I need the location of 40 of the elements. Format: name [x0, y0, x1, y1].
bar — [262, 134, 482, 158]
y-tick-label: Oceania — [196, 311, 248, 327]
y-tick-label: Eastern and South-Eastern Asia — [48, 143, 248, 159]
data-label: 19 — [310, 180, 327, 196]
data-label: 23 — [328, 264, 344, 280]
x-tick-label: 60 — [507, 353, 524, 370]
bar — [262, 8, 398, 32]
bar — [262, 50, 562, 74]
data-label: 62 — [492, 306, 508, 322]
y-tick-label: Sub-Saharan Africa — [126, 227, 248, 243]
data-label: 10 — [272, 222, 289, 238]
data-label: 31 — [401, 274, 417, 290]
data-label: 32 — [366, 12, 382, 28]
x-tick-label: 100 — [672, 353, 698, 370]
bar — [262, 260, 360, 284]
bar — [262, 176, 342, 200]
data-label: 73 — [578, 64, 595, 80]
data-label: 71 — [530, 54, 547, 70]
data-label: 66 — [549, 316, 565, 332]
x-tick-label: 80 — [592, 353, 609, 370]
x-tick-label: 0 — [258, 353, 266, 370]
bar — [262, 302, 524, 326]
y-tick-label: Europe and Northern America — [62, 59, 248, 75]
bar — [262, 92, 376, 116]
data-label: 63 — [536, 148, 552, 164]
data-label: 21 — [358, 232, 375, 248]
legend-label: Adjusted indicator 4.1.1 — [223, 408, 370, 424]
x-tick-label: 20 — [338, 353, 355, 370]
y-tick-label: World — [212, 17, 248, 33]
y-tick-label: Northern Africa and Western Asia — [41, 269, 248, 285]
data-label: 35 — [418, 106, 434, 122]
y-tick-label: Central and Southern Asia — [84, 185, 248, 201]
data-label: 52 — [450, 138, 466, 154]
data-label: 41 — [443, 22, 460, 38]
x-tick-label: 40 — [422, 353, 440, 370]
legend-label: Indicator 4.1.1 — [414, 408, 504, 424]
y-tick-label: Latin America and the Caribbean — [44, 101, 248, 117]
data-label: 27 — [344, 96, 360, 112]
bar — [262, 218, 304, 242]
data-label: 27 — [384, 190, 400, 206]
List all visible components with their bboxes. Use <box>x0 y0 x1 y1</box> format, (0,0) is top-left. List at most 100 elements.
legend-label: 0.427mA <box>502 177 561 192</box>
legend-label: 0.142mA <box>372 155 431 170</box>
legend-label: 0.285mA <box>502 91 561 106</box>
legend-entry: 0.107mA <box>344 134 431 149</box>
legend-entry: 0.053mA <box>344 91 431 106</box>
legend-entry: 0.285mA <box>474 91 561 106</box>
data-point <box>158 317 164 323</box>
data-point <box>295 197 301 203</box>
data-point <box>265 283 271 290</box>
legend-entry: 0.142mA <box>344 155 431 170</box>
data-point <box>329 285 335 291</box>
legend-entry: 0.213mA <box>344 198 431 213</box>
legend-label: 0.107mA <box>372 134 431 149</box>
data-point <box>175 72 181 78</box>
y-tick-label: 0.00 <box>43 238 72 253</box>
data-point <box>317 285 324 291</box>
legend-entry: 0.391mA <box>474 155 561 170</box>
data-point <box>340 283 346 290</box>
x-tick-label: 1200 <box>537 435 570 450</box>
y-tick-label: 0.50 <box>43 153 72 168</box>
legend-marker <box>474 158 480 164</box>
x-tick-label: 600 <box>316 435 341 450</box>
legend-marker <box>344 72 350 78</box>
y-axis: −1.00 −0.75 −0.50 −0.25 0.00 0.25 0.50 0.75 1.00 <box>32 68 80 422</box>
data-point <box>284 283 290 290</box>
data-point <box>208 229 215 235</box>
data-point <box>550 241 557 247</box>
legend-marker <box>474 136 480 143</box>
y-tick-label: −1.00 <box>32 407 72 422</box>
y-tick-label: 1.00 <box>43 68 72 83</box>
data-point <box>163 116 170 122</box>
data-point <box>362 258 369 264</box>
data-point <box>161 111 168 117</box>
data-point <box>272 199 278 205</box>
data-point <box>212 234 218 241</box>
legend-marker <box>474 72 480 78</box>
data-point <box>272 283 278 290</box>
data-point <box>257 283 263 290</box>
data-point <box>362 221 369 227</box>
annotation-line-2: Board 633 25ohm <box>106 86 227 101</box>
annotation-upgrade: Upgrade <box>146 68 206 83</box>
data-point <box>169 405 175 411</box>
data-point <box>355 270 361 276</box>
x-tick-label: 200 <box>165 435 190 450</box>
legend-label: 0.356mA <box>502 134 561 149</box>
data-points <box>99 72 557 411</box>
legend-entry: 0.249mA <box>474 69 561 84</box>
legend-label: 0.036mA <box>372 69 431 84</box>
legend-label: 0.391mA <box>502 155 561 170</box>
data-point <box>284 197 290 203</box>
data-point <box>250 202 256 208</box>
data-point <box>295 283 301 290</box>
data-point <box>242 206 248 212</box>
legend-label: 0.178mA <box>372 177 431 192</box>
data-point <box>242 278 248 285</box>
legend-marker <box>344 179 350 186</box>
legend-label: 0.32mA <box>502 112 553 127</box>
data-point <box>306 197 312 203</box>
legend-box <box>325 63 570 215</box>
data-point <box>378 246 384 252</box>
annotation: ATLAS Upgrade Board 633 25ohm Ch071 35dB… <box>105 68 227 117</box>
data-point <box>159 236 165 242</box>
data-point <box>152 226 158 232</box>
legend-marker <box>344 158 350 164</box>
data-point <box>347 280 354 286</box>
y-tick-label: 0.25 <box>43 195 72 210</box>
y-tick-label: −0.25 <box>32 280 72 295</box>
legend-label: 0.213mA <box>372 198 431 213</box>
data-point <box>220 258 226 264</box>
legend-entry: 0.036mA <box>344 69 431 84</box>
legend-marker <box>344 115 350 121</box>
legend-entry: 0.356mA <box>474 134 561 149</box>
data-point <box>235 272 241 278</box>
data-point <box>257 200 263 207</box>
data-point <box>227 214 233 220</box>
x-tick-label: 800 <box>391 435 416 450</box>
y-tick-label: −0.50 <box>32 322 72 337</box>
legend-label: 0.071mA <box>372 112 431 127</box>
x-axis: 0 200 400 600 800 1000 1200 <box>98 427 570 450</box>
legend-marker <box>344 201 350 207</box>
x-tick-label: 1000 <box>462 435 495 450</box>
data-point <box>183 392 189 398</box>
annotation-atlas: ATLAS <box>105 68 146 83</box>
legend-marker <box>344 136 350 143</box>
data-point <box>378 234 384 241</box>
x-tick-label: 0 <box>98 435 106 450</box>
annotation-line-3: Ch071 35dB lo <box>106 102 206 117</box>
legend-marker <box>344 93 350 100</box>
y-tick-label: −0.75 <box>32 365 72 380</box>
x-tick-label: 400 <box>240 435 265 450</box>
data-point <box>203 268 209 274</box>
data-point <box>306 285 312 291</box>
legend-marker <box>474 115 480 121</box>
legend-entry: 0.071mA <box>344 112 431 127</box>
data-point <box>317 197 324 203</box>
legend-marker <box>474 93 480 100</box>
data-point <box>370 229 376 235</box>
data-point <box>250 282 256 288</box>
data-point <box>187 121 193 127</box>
•••••
Direction: Reproduce the stretch from the start of the records through the line containing "bar — [262, 8, 398, 32]", including both ends, keeping every character as it appears and adding nothing else.

Result for this exercise:
I need the location of 40 of the elements. Format: name [x0, y0, x1, y1].
bar — [262, 134, 482, 158]
y-tick-label: Oceania — [196, 311, 248, 327]
y-tick-label: Eastern and South-Eastern Asia — [48, 143, 248, 159]
data-label: 19 — [310, 180, 327, 196]
data-label: 23 — [328, 264, 344, 280]
x-tick-label: 60 — [507, 353, 524, 370]
bar — [262, 8, 398, 32]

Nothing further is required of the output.